• PROBLEM TO SOLVE: Restate the entire listing word for word.

[Dataset records]
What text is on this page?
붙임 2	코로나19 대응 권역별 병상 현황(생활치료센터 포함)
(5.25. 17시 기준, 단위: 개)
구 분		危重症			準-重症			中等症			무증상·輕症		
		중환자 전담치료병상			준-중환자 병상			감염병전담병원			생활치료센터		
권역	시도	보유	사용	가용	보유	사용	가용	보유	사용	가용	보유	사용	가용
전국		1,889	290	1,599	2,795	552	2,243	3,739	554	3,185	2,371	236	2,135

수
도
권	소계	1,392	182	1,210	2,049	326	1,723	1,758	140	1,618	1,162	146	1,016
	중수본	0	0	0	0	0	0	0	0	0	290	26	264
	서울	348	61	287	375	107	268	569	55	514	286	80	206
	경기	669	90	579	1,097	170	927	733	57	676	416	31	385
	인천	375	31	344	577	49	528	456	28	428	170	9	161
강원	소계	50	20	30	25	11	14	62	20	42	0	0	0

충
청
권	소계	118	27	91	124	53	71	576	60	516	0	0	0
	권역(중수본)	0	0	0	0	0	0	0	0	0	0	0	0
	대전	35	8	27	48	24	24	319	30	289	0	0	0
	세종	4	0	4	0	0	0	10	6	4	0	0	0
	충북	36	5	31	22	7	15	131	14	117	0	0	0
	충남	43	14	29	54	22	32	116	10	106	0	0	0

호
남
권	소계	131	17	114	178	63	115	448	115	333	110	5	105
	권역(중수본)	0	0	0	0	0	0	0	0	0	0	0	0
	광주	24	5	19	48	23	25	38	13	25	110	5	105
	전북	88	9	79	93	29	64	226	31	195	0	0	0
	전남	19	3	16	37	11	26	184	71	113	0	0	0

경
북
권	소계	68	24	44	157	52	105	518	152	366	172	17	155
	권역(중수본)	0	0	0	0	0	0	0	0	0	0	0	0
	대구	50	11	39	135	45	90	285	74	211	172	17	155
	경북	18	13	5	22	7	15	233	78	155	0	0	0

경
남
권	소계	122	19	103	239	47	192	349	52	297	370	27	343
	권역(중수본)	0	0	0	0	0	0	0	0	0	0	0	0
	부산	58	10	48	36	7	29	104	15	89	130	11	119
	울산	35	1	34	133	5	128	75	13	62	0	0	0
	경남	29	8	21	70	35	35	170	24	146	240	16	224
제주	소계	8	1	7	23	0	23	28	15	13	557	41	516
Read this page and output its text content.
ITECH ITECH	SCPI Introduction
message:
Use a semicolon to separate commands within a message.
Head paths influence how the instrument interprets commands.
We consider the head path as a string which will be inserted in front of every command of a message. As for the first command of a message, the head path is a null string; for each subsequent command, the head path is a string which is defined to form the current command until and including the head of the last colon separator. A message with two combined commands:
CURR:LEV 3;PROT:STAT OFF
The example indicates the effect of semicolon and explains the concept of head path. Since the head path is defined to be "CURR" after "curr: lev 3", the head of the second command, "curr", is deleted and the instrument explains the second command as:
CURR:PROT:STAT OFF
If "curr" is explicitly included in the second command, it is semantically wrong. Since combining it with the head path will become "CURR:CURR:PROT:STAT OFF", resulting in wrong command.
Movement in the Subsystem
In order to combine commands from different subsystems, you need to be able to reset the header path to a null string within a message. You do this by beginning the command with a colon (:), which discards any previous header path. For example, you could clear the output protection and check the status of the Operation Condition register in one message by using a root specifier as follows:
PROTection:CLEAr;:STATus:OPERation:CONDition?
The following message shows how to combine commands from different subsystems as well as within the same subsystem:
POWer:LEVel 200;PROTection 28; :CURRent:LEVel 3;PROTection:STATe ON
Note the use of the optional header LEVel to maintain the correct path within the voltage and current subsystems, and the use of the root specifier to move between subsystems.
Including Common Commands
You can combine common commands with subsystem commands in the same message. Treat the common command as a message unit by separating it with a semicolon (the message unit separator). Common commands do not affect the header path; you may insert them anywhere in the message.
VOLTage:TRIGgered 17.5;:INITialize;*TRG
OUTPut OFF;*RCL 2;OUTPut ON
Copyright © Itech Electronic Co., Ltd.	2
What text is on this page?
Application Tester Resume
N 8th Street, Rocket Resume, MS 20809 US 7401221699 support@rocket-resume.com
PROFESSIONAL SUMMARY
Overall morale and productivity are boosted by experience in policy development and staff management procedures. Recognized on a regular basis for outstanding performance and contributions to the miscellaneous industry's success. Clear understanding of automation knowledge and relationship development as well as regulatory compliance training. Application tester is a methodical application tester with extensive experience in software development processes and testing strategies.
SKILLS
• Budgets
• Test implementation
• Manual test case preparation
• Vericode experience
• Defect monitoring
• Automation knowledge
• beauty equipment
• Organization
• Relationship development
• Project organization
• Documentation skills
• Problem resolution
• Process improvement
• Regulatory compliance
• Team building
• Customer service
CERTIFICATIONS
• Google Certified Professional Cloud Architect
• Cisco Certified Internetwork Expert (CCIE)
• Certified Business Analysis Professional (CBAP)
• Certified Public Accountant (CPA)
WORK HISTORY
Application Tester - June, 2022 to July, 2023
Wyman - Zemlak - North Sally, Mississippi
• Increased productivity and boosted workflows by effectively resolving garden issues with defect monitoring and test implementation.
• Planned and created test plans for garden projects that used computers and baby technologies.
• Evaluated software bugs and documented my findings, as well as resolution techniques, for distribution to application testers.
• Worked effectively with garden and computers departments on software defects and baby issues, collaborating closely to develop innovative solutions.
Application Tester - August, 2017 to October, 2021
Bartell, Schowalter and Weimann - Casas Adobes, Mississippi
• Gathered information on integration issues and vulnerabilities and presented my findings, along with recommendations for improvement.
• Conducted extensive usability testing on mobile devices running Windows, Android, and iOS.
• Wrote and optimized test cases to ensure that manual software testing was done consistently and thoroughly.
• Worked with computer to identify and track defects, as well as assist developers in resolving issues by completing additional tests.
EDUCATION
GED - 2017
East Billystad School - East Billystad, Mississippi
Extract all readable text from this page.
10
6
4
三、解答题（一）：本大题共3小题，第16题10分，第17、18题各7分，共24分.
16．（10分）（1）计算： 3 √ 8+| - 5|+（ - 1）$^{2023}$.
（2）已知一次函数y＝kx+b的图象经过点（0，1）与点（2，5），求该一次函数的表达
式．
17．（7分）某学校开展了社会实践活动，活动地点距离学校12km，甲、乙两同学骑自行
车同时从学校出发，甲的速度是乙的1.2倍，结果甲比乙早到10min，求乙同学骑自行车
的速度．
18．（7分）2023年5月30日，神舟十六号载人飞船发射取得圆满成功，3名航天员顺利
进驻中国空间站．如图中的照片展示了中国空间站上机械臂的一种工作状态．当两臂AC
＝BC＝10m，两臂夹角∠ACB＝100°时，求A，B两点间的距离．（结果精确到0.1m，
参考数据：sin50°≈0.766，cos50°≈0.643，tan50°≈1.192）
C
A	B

• COMPLETED TASK:
What text is on this page?
붙임 2	코로나19 대응 권역별 병상 현황(생활치료센터 포함)
(5.25. 17시 기준, 단위: 개)
구 분		危重症			準-重症			中等症			무증상·輕症		
		중환자 전담치료병상			준-중환자 병상			감염병전담병원			생활치료센터		
권역	시도	보유	사용	가용	보유	사용	가용	보유	사용	가용	보유	사용	가용
전국		1,889	290	1,599	2,795	552	2,243	3,739	554	3,185	2,371	236	2,135

수
도
권	소계	1,392	182	1,210	2,049	326	1,723	1,758	140	1,618	1,162	146	1,016
	중수본	0	0	0	0	0	0	0	0	0	290	26	264
	서울	348	61	287	375	107	268	569	55	514	286	80	206
	경기	669	90	579	1,097	170	927	733	57	676	416	31	385
	인천	375	31	344	577	49	528	456	28	428	170	9	161
강원	소계	50	20	30	25	11	14	62	20	42	0	0	0

충
청
권	소계	118	27	91	124	53	71	576	60	516	0	0	0
	권역(중수본)	0	0	0	0	0	0	0	0	0	0	0	0
	대전	35	8	27	48	24	24	319	30	289	0	0	0
	세종	4	0	4	0	0	0	10	6	4	0	0	0
	충북	36	5	31	22	7	15	131	14	117	0	0	0
	충남	43	14	29	54	22	32	116	10	106	0	0	0

호
남
권	소계	131	17	114	178	63	115	448	115	333	110	5	105
	권역(중수본)	0	0	0	0	0	0	0	0	0	0	0	0
	광주	24	5	19	48	23	25	38	13	25	110	5	105
	전북	88	9	79	93	29	64	226	31	195	0	0	0
	전남	19	3	16	37	11	26	184	71	113	0	0	0

경
북
권	소계	68	24	44	157	52	105	518	152	366	172	17	155
	권역(중수본)	0	0	0	0	0	0	0	0	0	0	0	0
	대구	50	11	39	135	45	90	285	74	211	172	17	155
	경북	18	13	5	22	7	15	233	78	155	0	0	0

경
남
권	소계	122	19	103	239	47	192	349	52	297	370	27	343
	권역(중수본)	0	0	0	0	0	0	0	0	0	0	0	0
	부산	58	10	48	36	7	29	104	15	89	130	11	119
	울산	35	1	34	133	5	128	75	13	62	0	0	0
	경남	29	8	21	70	35	35	170	24	146	240	16	224
제주	소계	8	1	7	23	0	23	28	15	13	557	41	516
Read this page and output its text content.
ITECH ITECH	SCPI Introduction
message:
Use a semicolon to separate commands within a message.
Head paths influence how the instrument interprets commands.
We consider the head path as a string which will be inserted in front of every command of a message. As for the first command of a message, the head path is a null string; for each subsequent command, the head path is a string which is defined to form the current command until and including the head of the last colon separator. A message with two combined commands:
CURR:LEV 3;PROT:STAT OFF
The example indicates the effect of semicolon and explains the concept of head path. Since the head path is defined to be "CURR" after "curr: lev 3", the head of the second command, "curr", is deleted and the instrument explains the second command as:
CURR:PROT:STAT OFF
If "curr" is explicitly included in the second command, it is semantically wrong. Since combining it with the head path will become "CURR:CURR:PROT:STAT OFF", resulting in wrong command.
Movement in the Subsystem
In order to combine commands from different subsystems, you need to be able to reset the header path to a null string within a message. You do this by beginning the command with a colon (:), which discards any previous header path. For example, you could clear the output protection and check the status of the Operation Condition register in one message by using a root specifier as follows:
PROTection:CLEAr;:STATus:OPERation:CONDition?
The following message shows how to combine commands from different subsystems as well as within the same subsystem:
POWer:LEVel 200;PROTection 28; :CURRent:LEVel 3;PROTection:STATe ON
Note the use of the optional header LEVel to maintain the correct path within the voltage and current subsystems, and the use of the root specifier to move between subsystems.
Including Common Commands
You can combine common commands with subsystem commands in the same message. Treat the common command as a message unit by separating it with a semicolon (the message unit separator). Common commands do not affect the header path; you may insert them anywhere in the message.
VOLTage:TRIGgered 17.5;:INITialize;*TRG
OUTPut OFF;*RCL 2;OUTPut ON
Copyright © Itech Electronic Co., Ltd.	2
What text is on this page?
Application Tester Resume
N 8th Street, Rocket Resume, MS 20809 US 7401221699 support@rocket-resume.com
PROFESSIONAL SUMMARY
Overall morale and productivity are boosted by experience in policy development and staff management procedures. Recognized on a regular basis for outstanding performance and contributions to the miscellaneous industry's success. Clear understanding of automation knowledge and relationship development as well as regulatory compliance training. Application tester is a methodical application tester with extensive experience in software development processes and testing strategies.
SKILLS
• Budgets
• Test implementation
• Manual test case preparation
• Vericode experience
• Defect monitoring
• Automation knowledge
• beauty equipment
• Organization
• Relationship development
• Project organization
• Documentation skills
• Problem resolution
• Process improvement
• Regulatory compliance
• Team building
• Customer service
CERTIFICATIONS
• Google Certified Professional Cloud Architect
• Cisco Certified Internetwork Expert (CCIE)
• Certified Business Analysis Professional (CBAP)
• Certified Public Accountant (CPA)
WORK HISTORY
Application Tester - June, 2022 to July, 2023
Wyman - Zemlak - North Sally, Mississippi
• Increased productivity and boosted workflows by effectively resolving garden issues with defect monitoring and test implementation.
• Planned and created test plans for garden projects that used computers and baby technologies.
• Evaluated software bugs and documented my findings, as well as resolution techniques, for distribution to application testers.
• Worked effectively with garden and computers departments on software defects and baby issues, collaborating closely to develop innovative solutions.
Application Tester - August, 2017 to October, 2021
Bartell, Schowalter and Weimann - Casas Adobes, Mississippi
• Gathered information on integration issues and vulnerabilities and presented my findings, along with recommendations for improvement.
• Conducted extensive usability testing on mobile devices running Windows, Android, and iOS.
• Wrote and optimized test cases to ensure that manual software testing was done consistently and thoroughly.
• Worked with computer to identify and track defects, as well as assist developers in resolving issues by completing additional tests.
EDUCATION
GED - 2017
East Billystad School - East Billystad, Mississippi
Extract all readable text from this page.
10
6
4
三、解答题（一）：本大题共3小题，第16题10分，第17、18题各7分，共24分.
16．（10分）（1）计算： 3 √ 8+| - 5|+（ - 1）$^{2023}$.
（2）已知一次函数y＝kx+b的图象经过点（0，1）与点（2，5），求该一次函数的表达
式．
17．（7分）某学校开展了社会实践活动，活动地点距离学校12km，甲、乙两同学骑自行
车同时从学校出发，甲的速度是乙的1.2倍，结果甲比乙早到10min，求乙同学骑自行车
的速度．
18．（7分）2023年5月30日，神舟十六号载人飞船发射取得圆满成功，3名航天员顺利
进驻中国空间站．如图中的照片展示了中国空间站上机械臂的一种工作状态．当两臂AC
＝BC＝10m，两臂夹角∠ACB＝100°时，求A，B两点间的距离．（结果精确到0.1m，
参考数据：sin50°≈0.766，cos50°≈0.643，tan50°≈1.192）
C
A	B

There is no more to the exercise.